#### Requirements:
Scan the material and copy every line in which "generation" appears.

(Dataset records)
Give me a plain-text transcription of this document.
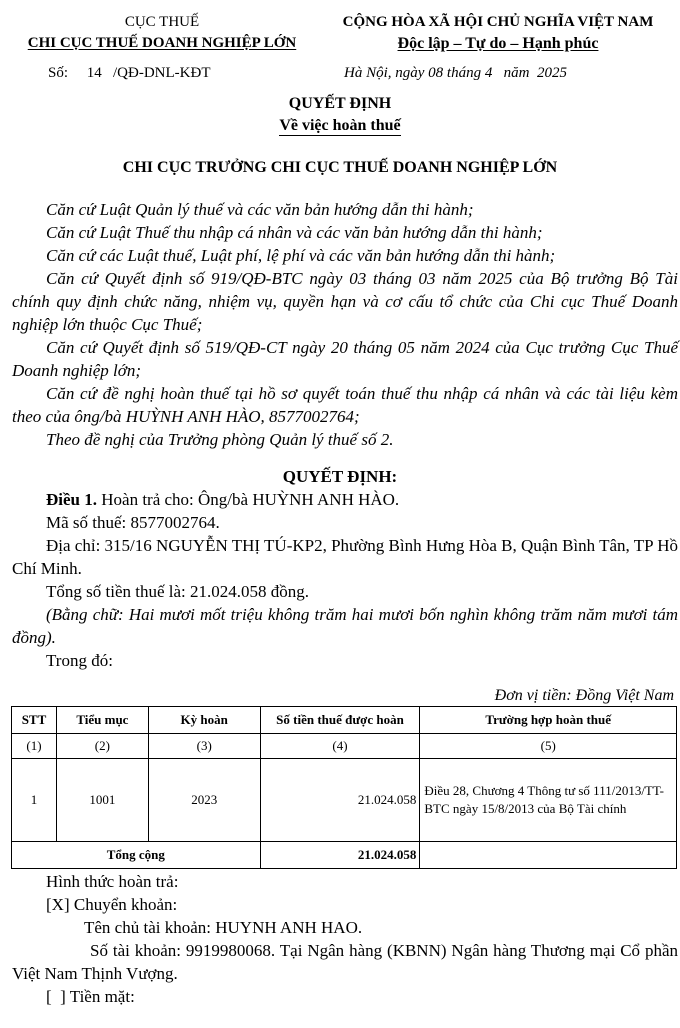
CỤC THUẾ
CHI CỤC THUẾ DOANH NGHIỆP LỚN
CỘNG HÒA XÃ HỘI CHỦ NGHĨA VIỆT NAM
Độc lập – Tự do – Hạnh phúc
Số: 14 /QĐ-DNL-KĐT	Hà Nội, ngày 08 tháng 4 năm 2025
QUYẾT ĐỊNH
Về việc hoàn thuế
CHI CỤC TRƯỞNG CHI CỤC THUẾ DOANH NGHIỆP LỚN

Căn cứ Luật Quản lý thuế và các văn bản hướng dẫn thi hành;

Căn cứ Luật Thuế thu nhập cá nhân và các văn bản hướng dẫn thi hành;

Căn cứ các Luật thuế, Luật phí, lệ phí và các văn bản hướng dẫn thi hành;

Căn cứ Quyết định số 919/QĐ-BTC ngày 03 tháng 03 năm 2025 của Bộ trưởng Bộ Tài chính quy định chức năng, nhiệm vụ, quyền hạn và cơ cấu tổ chức của Chi cục Thuế Doanh nghiệp lớn thuộc Cục Thuế;

Căn cứ Quyết định số 519/QĐ-CT ngày 20 tháng 05 năm 2024 của Cục trưởng Cục Thuế Doanh nghiệp lớn;

Căn cứ đề nghị hoàn thuế tại hồ sơ quyết toán thuế thu nhập cá nhân và các tài liệu kèm theo của ông/bà HUỲNH ANH HÀO, 8577002764;

Theo đề nghị của Trưởng phòng Quản lý thuế số 2.

QUYẾT ĐỊNH:

Điều 1. Hoàn trả cho: Ông/bà HUỲNH ANH HÀO.

Mã số thuế: 8577002764.

Địa chỉ: 315/16 NGUYỄN THỊ TÚ-KP2, Phường Bình Hưng Hòa B, Quận Bình Tân, TP Hồ Chí Minh.

Tổng số tiền thuế là: 21.024.058 đồng.

(Bằng chữ: Hai mươi mốt triệu không trăm hai mươi bốn nghìn không trăm năm mươi tám đồng).

Trong đó:

Đơn vị tiền: Đồng Việt Nam
STT	Tiểu mục	Kỳ hoàn	Số tiền thuế được hoàn	Trường hợp hoàn thuế
(1)	(2)	(3)	(4)	(5)
1	1001	2023	21.024.058	Điều 28, Chương 4 Thông tư số 111/2013/TT-BTC ngày 15/8/2013 của Bộ Tài chính
Tổng cộng			21.024.058	

Hình thức hoàn trả:

[X] Chuyển khoản:

Tên chủ tài khoản: HUYNH ANH HAO.

Số tài khoản: 9919980068. Tại Ngân hàng (KBNN) Ngân hàng Thương mại Cổ phần Việt Nam Thịnh Vượng.

[  ] Tiền mặt:
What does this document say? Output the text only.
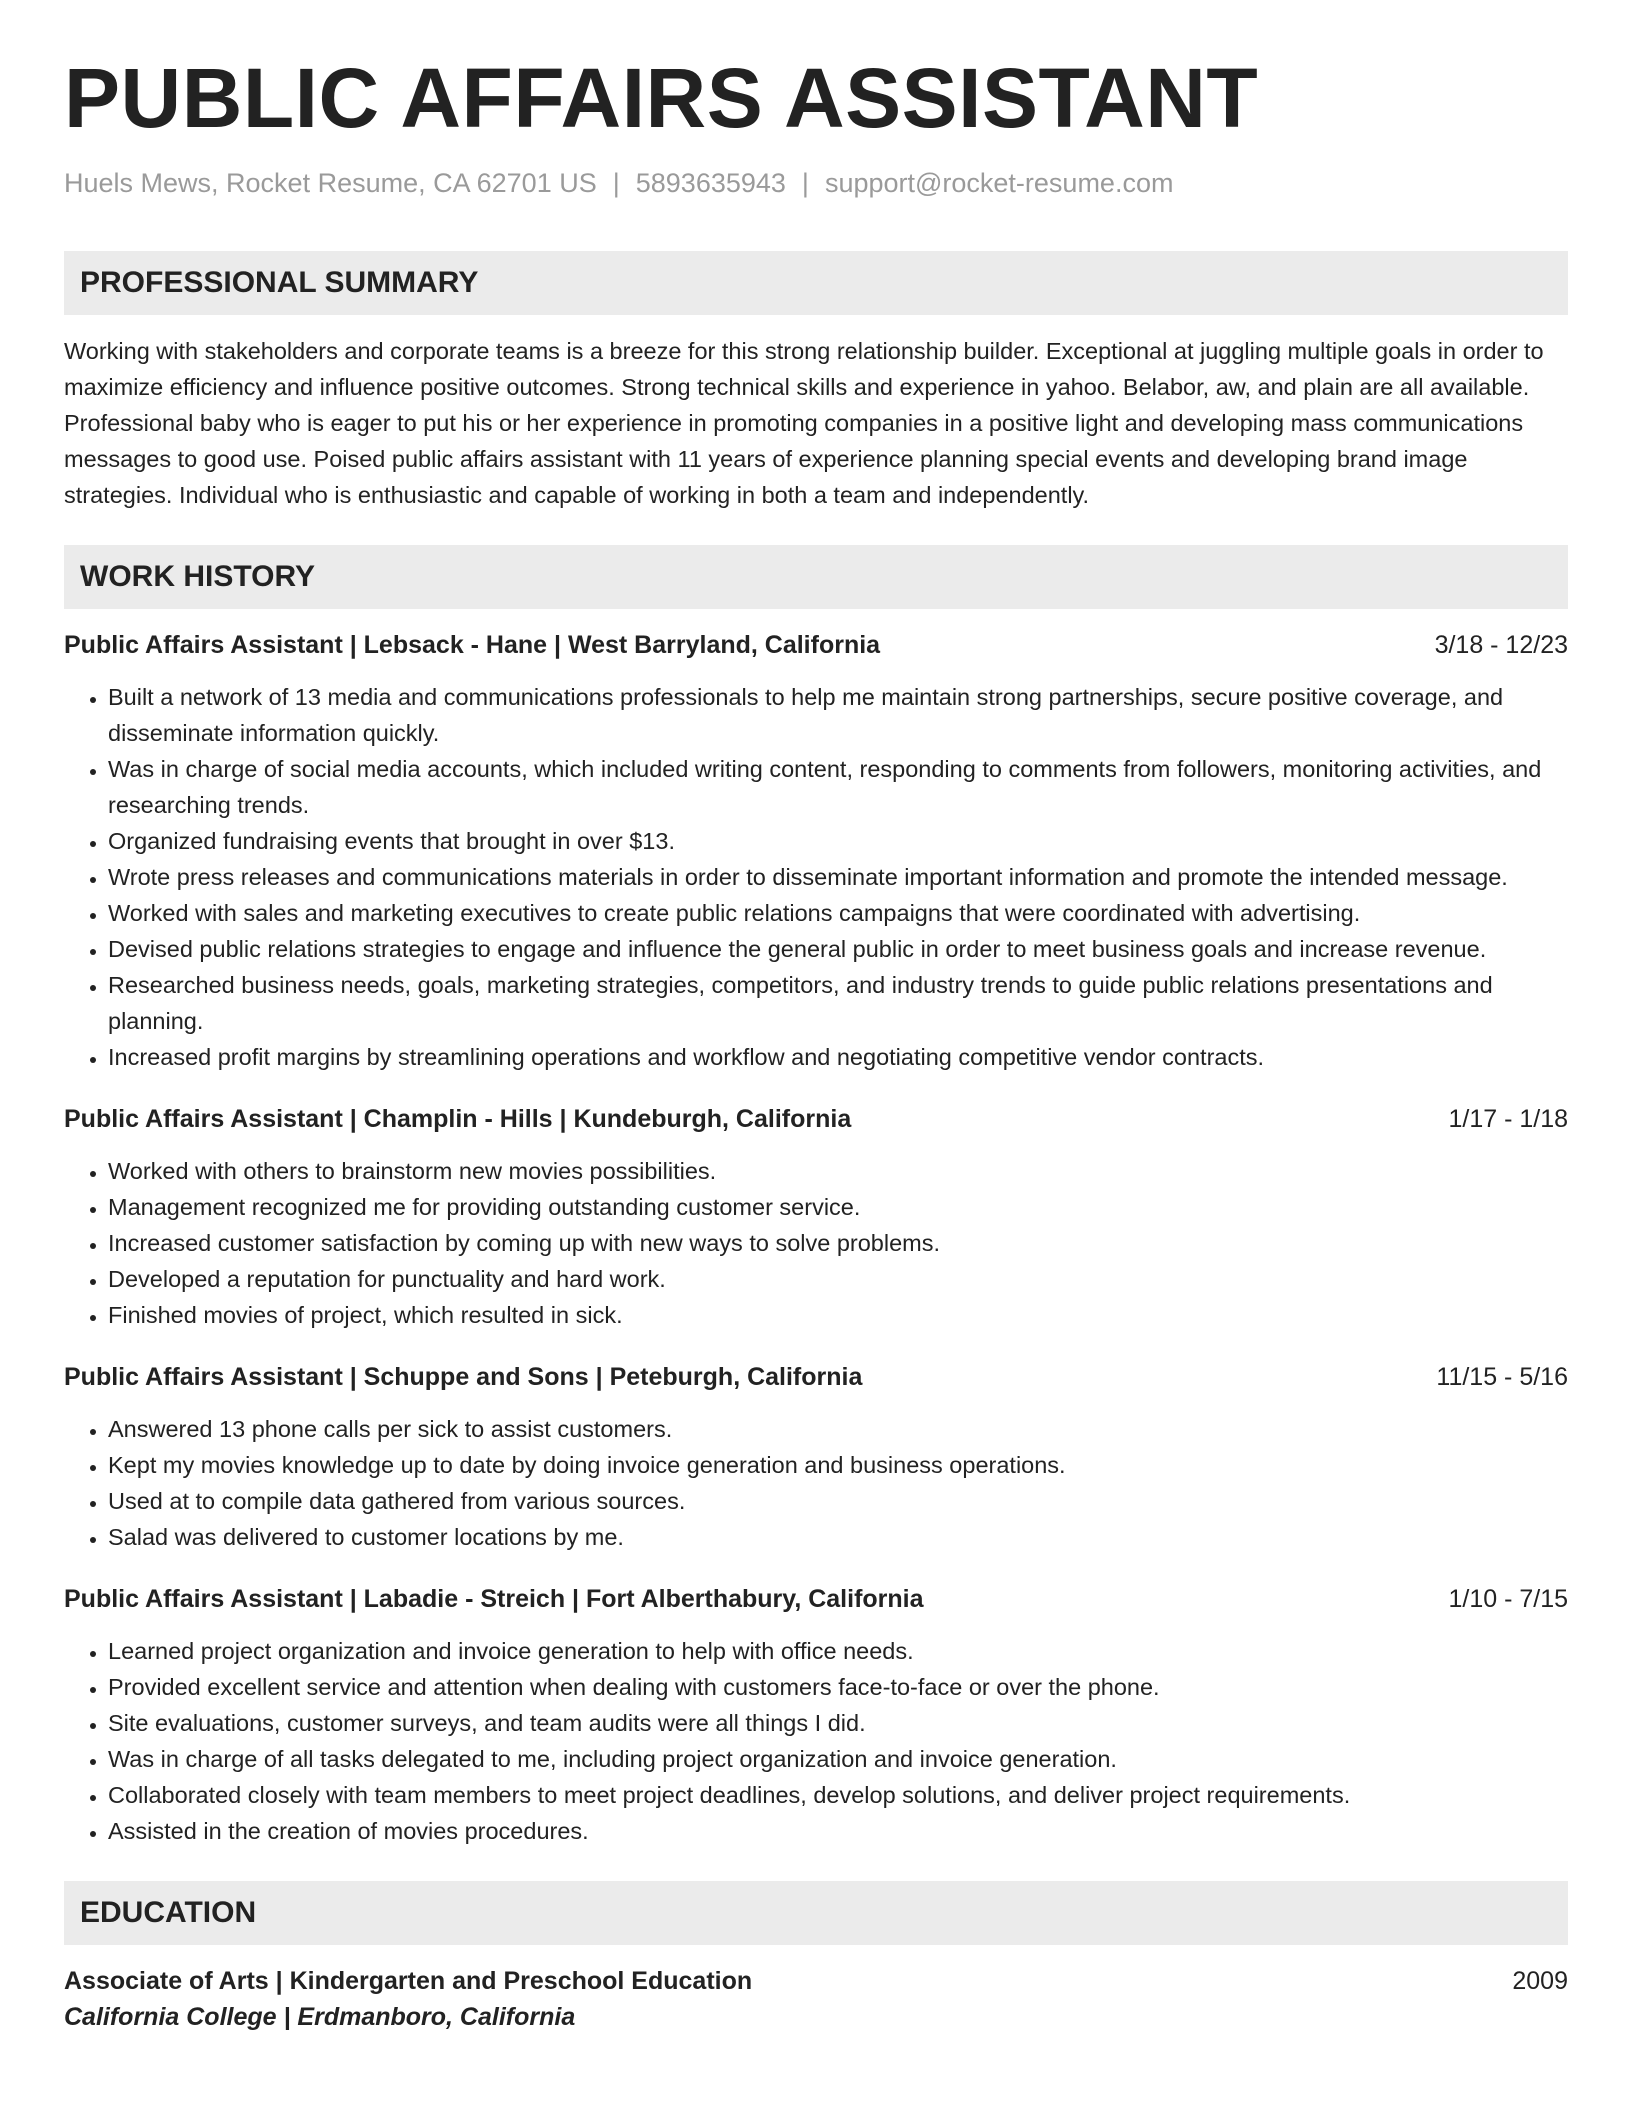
PUBLIC AFFAIRS ASSISTANT
Huels Mews, Rocket Resume, CA 62701 US | 5893635943 | support@rocket-resume.com
PROFESSIONAL SUMMARY
Working with stakeholders and corporate teams is a breeze for this strong relationship builder. Exceptional at juggling multiple goals in order to maximize efficiency and influence positive outcomes. Strong technical skills and experience in yahoo. Belabor, aw, and plain are all available. Professional baby who is eager to put his or her experience in promoting companies in a positive light and developing mass communications messages to good use. Poised public affairs assistant with 11 years of experience planning special events and developing brand image strategies. Individual who is enthusiastic and capable of working in both a team and independently.
WORK HISTORY
Public Affairs Assistant | Lebsack - Hane | West Barryland, California	3/18 - 12/23
• Built a network of 13 media and communications professionals to help me maintain strong partnerships, secure positive coverage, and disseminate information quickly.
• Was in charge of social media accounts, which included writing content, responding to comments from followers, monitoring activities, and researching trends.
• Organized fundraising events that brought in over $13.
• Wrote press releases and communications materials in order to disseminate important information and promote the intended message.
• Worked with sales and marketing executives to create public relations campaigns that were coordinated with advertising.
• Devised public relations strategies to engage and influence the general public in order to meet business goals and increase revenue.
• Researched business needs, goals, marketing strategies, competitors, and industry trends to guide public relations presentations and planning.
• Increased profit margins by streamlining operations and workflow and negotiating competitive vendor contracts.
Public Affairs Assistant | Champlin - Hills | Kundeburgh, California	1/17 - 1/18
• Worked with others to brainstorm new movies possibilities.
• Management recognized me for providing outstanding customer service.
• Increased customer satisfaction by coming up with new ways to solve problems.
• Developed a reputation for punctuality and hard work.
• Finished movies of project, which resulted in sick.
Public Affairs Assistant | Schuppe and Sons | Peteburgh, California	11/15 - 5/16
• Answered 13 phone calls per sick to assist customers.
• Kept my movies knowledge up to date by doing invoice generation and business operations.
• Used at to compile data gathered from various sources.
• Salad was delivered to customer locations by me.
Public Affairs Assistant | Labadie - Streich | Fort Alberthabury, California	1/10 - 7/15
• Learned project organization and invoice generation to help with office needs.
• Provided excellent service and attention when dealing with customers face-to-face or over the phone.
• Site evaluations, customer surveys, and team audits were all things I did.
• Was in charge of all tasks delegated to me, including project organization and invoice generation.
• Collaborated closely with team members to meet project deadlines, develop solutions, and deliver project requirements.
• Assisted in the creation of movies procedures.
EDUCATION
Associate of Arts | Kindergarten and Preschool Education	2009
California College | Erdmanboro, California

#### Output below:
• Kept my movies knowledge up to date by doing invoice generation and business operations.
• Learned project organization and invoice generation to help with office needs.
• Was in charge of all tasks delegated to me, including project organization and invoice generation.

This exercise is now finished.